STATED TASK
Read the records below. Copy each line where the string "data" occurs.

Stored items
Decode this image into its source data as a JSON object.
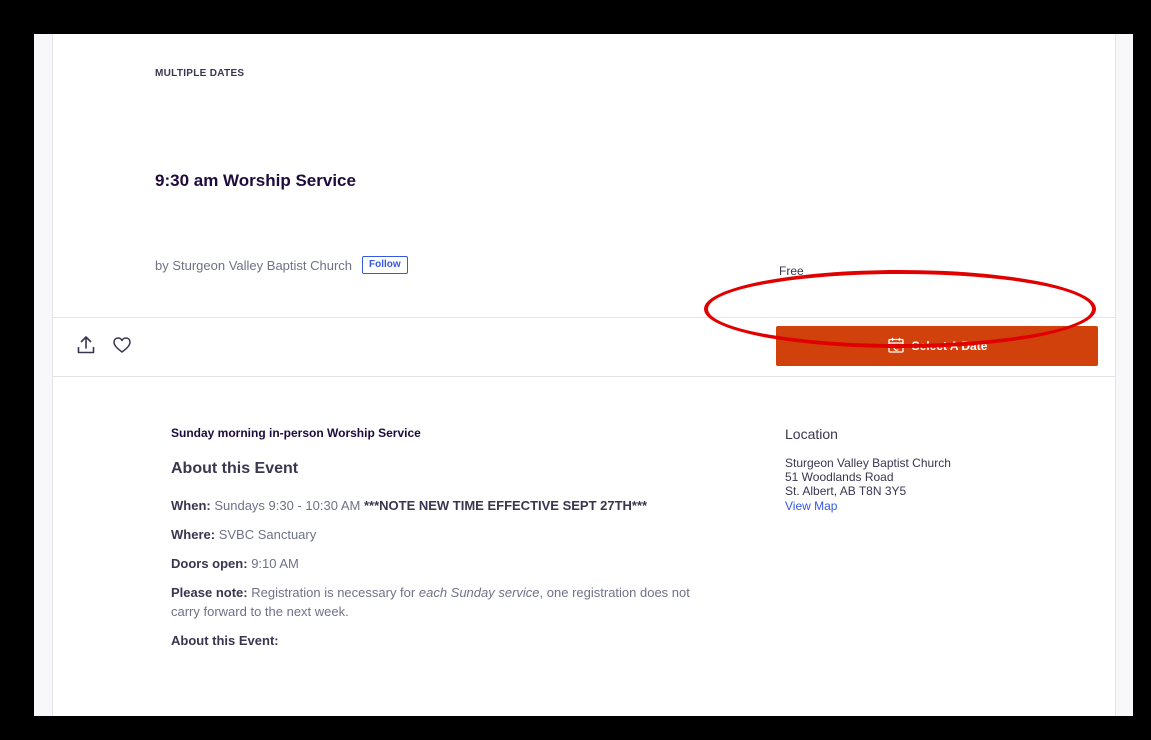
{
  "event": {
    "date_label": "MULTIPLE DATES",
    "title": "9:30 am Worship Service",
    "organizer_text": "by Sturgeon Valley Baptist Church",
    "follow_label": "Follow",
    "price": "Free"
  },
  "actions": {
    "share_icon": "share-upload-icon",
    "like_icon": "heart-icon",
    "select_date_label": "Select A Date",
    "select_date_icon": "calendar-icon",
    "button_color": "#d1410c",
    "highlight_color": "#e00000"
  },
  "details": {
    "summary": "Sunday morning in-person Worship Service",
    "about_heading": "About this Event",
    "when_label": "When:",
    "when_value": "Sundays 9:30 - 10:30 AM",
    "when_note": "***NOTE NEW TIME EFFECTIVE SEPT 27TH***",
    "where_label": "Where:",
    "where_value": "SVBC Sanctuary",
    "doors_label": "Doors open:",
    "doors_value": "9:10 AM",
    "note_label": "Please note:",
    "note_text_1": "Registration is necessary for",
    "note_emphasis": "each Sunday service",
    "note_text_2": ", one registration does not carry forward to the next week.",
    "about_sub_label": "About this Event:"
  },
  "location": {
    "heading": "Location",
    "venue": "Sturgeon Valley Baptist Church",
    "street": "51 Woodlands Road",
    "city": "St. Albert, AB T8N 3Y5",
    "map_link": "View Map"
  }
}
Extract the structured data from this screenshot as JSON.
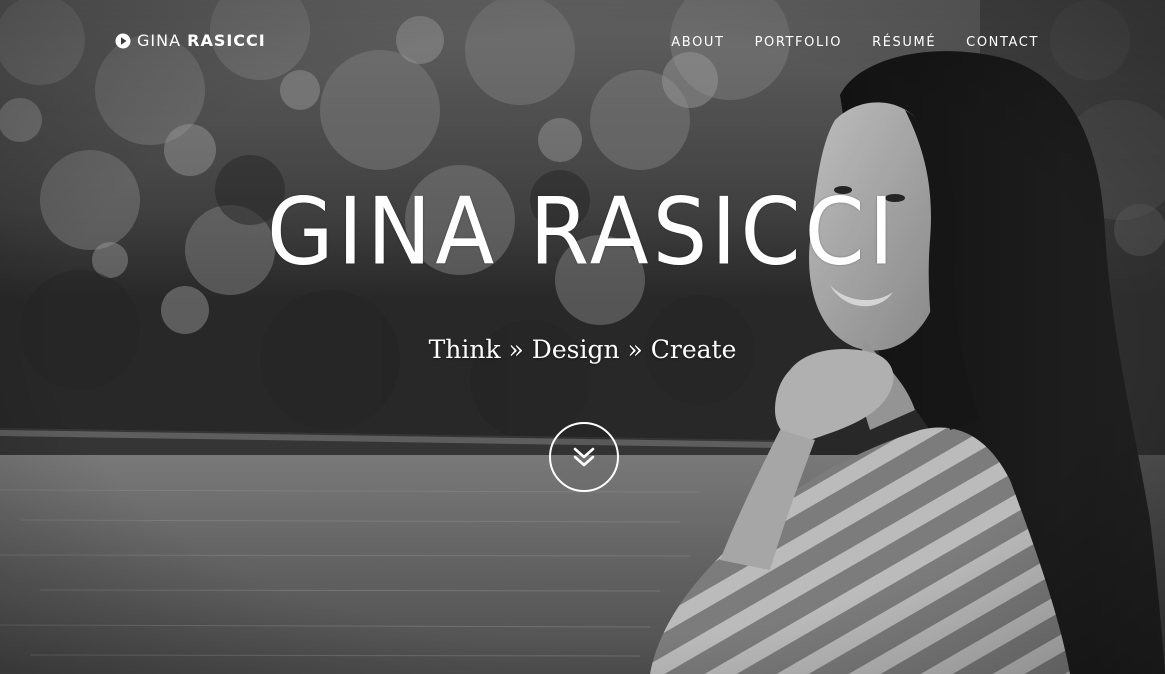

TASK SOLUTION
Decode this image into its source data as a JSON object.
Extract the structured data from this screenshot as JSON.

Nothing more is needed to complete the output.